Each entry below is to be duplicated verbatim.

Collected data
— begin —

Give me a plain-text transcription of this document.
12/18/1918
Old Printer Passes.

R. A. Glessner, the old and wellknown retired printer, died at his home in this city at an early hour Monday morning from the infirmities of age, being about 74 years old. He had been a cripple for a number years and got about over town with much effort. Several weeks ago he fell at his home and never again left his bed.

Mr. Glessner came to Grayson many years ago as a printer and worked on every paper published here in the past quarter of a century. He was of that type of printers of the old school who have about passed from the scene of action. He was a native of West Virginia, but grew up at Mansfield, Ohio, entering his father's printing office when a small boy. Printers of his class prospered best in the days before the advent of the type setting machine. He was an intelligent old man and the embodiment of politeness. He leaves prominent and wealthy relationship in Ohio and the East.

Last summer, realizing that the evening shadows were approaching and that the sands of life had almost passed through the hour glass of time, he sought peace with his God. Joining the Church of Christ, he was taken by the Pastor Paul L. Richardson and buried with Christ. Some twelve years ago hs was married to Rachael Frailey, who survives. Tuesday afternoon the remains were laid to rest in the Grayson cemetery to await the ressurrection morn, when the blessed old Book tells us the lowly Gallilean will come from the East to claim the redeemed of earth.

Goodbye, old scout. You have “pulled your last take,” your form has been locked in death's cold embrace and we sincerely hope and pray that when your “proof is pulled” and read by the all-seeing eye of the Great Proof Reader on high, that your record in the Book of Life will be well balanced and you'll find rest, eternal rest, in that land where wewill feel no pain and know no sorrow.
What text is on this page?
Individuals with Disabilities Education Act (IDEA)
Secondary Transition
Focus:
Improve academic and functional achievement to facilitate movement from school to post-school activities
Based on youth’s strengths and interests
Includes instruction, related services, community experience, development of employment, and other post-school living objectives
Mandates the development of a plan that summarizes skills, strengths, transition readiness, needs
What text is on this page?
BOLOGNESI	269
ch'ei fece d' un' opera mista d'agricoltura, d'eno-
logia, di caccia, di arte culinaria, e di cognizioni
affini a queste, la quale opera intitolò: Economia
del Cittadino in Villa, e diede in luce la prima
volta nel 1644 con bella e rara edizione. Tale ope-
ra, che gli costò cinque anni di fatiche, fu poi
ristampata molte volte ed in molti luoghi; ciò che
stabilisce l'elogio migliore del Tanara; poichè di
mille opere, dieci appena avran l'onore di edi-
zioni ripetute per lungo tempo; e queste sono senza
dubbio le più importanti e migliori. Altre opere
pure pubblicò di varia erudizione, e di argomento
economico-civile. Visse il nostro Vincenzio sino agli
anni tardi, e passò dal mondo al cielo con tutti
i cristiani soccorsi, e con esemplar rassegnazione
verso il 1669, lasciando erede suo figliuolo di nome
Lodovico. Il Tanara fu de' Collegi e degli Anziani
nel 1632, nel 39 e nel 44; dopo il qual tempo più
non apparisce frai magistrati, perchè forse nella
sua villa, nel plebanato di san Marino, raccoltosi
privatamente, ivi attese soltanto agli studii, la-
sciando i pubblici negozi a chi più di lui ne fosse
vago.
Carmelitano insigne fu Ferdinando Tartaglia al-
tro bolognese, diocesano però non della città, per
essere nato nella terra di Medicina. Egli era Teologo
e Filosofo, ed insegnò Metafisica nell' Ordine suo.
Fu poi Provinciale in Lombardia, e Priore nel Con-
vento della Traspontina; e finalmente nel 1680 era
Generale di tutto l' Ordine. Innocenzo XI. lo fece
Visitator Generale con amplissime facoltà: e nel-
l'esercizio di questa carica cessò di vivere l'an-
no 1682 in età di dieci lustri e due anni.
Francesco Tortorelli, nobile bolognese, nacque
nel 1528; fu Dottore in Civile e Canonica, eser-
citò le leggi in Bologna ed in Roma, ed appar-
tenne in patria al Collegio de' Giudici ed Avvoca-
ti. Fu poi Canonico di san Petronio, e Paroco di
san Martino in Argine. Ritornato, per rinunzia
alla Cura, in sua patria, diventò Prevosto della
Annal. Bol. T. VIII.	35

— end —

- [Answer]:
Give me a plain-text transcription of this document.
12/18/1918
Old Printer Passes.

R. A. Glessner, the old and wellknown retired printer, died at his home in this city at an early hour Monday morning from the infirmities of age, being about 74 years old. He had been a cripple for a number years and got about over town with much effort. Several weeks ago he fell at his home and never again left his bed.

Mr. Glessner came to Grayson many years ago as a printer and worked on every paper published here in the past quarter of a century. He was of that type of printers of the old school who have about passed from the scene of action. He was a native of West Virginia, but grew up at Mansfield, Ohio, entering his father's printing office when a small boy. Printers of his class prospered best in the days before the advent of the type setting machine. He was an intelligent old man and the embodiment of politeness. He leaves prominent and wealthy relationship in Ohio and the East.

Last summer, realizing that the evening shadows were approaching and that the sands of life had almost passed through the hour glass of time, he sought peace with his God. Joining the Church of Christ, he was taken by the Pastor Paul L. Richardson and buried with Christ. Some twelve years ago hs was married to Rachael Frailey, who survives. Tuesday afternoon the remains were laid to rest in the Grayson cemetery to await the ressurrection morn, when the blessed old Book tells us the lowly Gallilean will come from the East to claim the redeemed of earth.

Goodbye, old scout. You have “pulled your last take,” your form has been locked in death's cold embrace and we sincerely hope and pray that when your “proof is pulled” and read by the all-seeing eye of the Great Proof Reader on high, that your record in the Book of Life will be well balanced and you'll find rest, eternal rest, in that land where wewill feel no pain and know no sorrow.
What text is on this page?
Individuals with Disabilities Education Act (IDEA)
Secondary Transition
Focus:
Improve academic and functional achievement to facilitate movement from school to post-school activities
Based on youth’s strengths and interests
Includes instruction, related services, community experience, development of employment, and other post-school living objectives
Mandates the development of a plan that summarizes skills, strengths, transition readiness, needs
What text is on this page?
BOLOGNESI	269
ch'ei fece d' un' opera mista d'agricoltura, d'eno-
logia, di caccia, di arte culinaria, e di cognizioni
affini a queste, la quale opera intitolò: Economia
del Cittadino in Villa, e diede in luce la prima
volta nel 1644 con bella e rara edizione. Tale ope-
ra, che gli costò cinque anni di fatiche, fu poi
ristampata molte volte ed in molti luoghi; ciò che
stabilisce l'elogio migliore del Tanara; poichè di
mille opere, dieci appena avran l'onore di edi-
zioni ripetute per lungo tempo; e queste sono senza
dubbio le più importanti e migliori. Altre opere
pure pubblicò di varia erudizione, e di argomento
economico-civile. Visse il nostro Vincenzio sino agli
anni tardi, e passò dal mondo al cielo con tutti
i cristiani soccorsi, e con esemplar rassegnazione
verso il 1669, lasciando erede suo figliuolo di nome
Lodovico. Il Tanara fu de' Collegi e degli Anziani
nel 1632, nel 39 e nel 44; dopo il qual tempo più
non apparisce frai magistrati, perchè forse nella
sua villa, nel plebanato di san Marino, raccoltosi
privatamente, ivi attese soltanto agli studii, la-
sciando i pubblici negozi a chi più di lui ne fosse
vago.
Carmelitano insigne fu Ferdinando Tartaglia al-
tro bolognese, diocesano però non della città, per
essere nato nella terra di Medicina. Egli era Teologo
e Filosofo, ed insegnò Metafisica nell' Ordine suo.
Fu poi Provinciale in Lombardia, e Priore nel Con-
vento della Traspontina; e finalmente nel 1680 era
Generale di tutto l' Ordine. Innocenzo XI. lo fece
Visitator Generale con amplissime facoltà: e nel-
l'esercizio di questa carica cessò di vivere l'an-
no 1682 in età di dieci lustri e due anni.
Francesco Tortorelli, nobile bolognese, nacque
nel 1528; fu Dottore in Civile e Canonica, eser-
citò le leggi in Bologna ed in Roma, ed appar-
tenne in patria al Collegio de' Giudici ed Avvoca-
ti. Fu poi Canonico di san Petronio, e Paroco di
san Martino in Argine. Ritornato, per rinunzia
alla Cura, in sua patria, diventò Prevosto della
Annal. Bol. T. VIII.	35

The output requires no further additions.